CHALLENGE.
Copy each record exactly as it reads, leaving out any pictures it holds.

PROVIDED DATA.
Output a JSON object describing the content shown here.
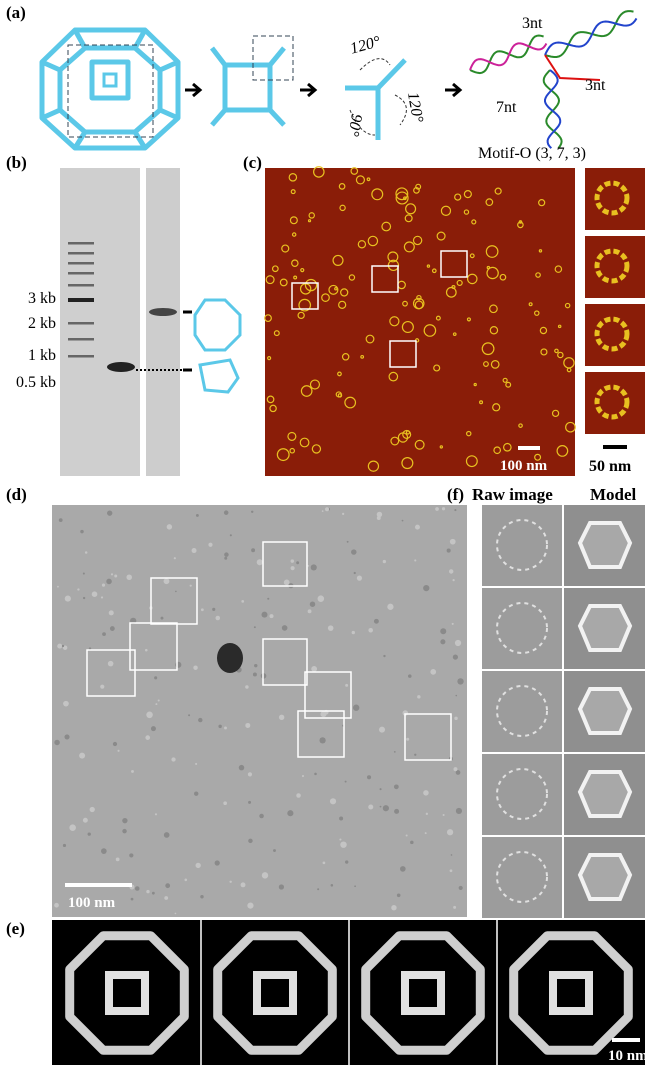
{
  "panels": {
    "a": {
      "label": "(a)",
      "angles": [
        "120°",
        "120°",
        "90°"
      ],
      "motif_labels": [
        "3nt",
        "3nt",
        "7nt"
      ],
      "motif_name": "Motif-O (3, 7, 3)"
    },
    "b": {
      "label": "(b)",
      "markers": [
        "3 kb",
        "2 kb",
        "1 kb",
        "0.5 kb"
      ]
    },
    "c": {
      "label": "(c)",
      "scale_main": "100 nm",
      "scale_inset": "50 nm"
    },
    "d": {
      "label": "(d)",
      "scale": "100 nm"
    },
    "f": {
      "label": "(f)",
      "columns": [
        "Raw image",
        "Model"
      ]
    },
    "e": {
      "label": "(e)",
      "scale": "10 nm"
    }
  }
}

ANSWER FOR THIS EXERCISE.
Output a JSON object describing the content shown here.
{
  "panels": {
    "a": {
      "label": "(a)",
      "angles": [
        "120°",
        "120°",
        "90°"
      ],
      "motif_labels": [
        "3nt",
        "3nt",
        "7nt"
      ],
      "motif_name": "Motif-O (3, 7, 3)"
    },
    "b": {
      "label": "(b)",
      "markers": [
        "3 kb",
        "2 kb",
        "1 kb",
        "0.5 kb"
      ]
    },
    "c": {
      "label": "(c)",
      "scale_main": "100 nm",
      "scale_inset": "50 nm"
    },
    "d": {
      "label": "(d)",
      "scale": "100 nm"
    },
    "f": {
      "label": "(f)",
      "columns": [
        "Raw image",
        "Model"
      ]
    },
    "e": {
      "label": "(e)",
      "scale": "10 nm"
    }
  }
}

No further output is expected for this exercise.